SUPPLIED DATA:
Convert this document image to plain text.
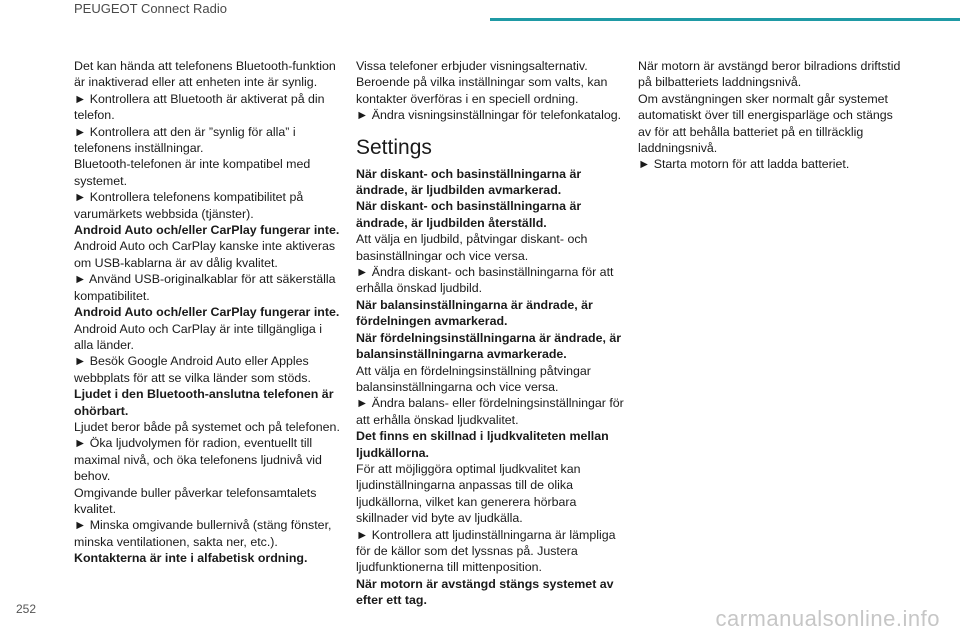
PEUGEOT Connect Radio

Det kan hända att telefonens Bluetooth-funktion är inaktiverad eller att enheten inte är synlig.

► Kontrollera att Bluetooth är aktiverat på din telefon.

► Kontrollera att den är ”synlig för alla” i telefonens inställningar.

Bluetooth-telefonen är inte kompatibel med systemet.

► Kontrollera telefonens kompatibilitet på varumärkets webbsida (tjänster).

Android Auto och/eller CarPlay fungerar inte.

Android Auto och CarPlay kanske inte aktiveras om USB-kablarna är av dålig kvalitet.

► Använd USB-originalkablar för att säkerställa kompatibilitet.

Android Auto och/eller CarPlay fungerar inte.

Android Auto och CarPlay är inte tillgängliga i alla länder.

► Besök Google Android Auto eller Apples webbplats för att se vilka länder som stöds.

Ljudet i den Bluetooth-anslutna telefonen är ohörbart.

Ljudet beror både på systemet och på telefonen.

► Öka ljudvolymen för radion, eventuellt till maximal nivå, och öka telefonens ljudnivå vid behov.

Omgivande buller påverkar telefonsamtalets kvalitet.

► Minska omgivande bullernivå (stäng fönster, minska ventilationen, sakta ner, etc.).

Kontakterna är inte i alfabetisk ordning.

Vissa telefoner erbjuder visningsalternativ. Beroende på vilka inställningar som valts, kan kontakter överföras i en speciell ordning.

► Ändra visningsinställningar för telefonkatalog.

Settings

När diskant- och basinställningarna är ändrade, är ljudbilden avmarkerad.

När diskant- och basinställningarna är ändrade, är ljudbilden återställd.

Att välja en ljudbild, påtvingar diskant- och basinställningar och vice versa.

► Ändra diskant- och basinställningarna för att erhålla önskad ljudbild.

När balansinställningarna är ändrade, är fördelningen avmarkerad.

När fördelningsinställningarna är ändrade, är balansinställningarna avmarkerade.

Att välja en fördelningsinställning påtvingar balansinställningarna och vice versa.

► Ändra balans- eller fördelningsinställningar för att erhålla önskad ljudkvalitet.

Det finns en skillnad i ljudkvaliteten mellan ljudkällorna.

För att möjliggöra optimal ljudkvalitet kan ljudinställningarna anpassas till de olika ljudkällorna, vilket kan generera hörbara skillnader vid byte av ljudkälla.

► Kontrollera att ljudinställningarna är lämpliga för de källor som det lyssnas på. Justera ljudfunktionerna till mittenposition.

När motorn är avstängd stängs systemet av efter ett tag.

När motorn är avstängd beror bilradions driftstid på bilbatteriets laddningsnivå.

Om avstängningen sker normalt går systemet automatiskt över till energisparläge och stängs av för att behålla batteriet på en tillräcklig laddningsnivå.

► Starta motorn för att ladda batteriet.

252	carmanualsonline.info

...

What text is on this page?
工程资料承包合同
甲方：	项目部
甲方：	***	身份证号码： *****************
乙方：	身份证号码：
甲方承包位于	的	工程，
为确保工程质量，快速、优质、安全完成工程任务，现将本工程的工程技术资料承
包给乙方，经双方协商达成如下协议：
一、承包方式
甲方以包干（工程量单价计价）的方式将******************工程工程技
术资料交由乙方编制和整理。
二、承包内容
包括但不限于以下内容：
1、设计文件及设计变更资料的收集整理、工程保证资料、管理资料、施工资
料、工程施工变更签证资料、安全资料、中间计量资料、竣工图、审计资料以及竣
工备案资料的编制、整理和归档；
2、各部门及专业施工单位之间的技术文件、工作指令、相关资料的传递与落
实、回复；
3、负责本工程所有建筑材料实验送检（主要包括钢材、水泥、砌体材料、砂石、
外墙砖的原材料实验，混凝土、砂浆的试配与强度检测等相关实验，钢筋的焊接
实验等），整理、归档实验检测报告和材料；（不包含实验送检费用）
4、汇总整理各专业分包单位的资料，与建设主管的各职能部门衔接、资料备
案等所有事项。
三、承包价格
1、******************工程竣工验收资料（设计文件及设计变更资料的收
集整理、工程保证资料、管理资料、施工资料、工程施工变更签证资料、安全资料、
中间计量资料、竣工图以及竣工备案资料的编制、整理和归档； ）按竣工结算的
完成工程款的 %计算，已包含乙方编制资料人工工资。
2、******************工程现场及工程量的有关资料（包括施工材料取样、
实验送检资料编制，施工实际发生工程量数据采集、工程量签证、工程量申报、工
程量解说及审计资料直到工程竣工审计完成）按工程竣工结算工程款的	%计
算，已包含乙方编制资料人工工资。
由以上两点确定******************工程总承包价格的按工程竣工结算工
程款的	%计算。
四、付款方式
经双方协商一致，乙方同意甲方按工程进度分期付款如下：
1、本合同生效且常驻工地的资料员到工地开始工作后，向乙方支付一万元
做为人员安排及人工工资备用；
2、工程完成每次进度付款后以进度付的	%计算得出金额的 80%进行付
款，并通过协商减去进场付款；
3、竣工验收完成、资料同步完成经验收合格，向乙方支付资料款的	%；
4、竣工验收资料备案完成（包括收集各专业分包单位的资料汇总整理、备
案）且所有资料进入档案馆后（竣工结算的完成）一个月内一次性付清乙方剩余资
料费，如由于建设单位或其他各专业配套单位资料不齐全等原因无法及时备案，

GOAL: Report how many lines of the data contain the word "önskad", using the number alone.

ANSWER TO THE TASK: 2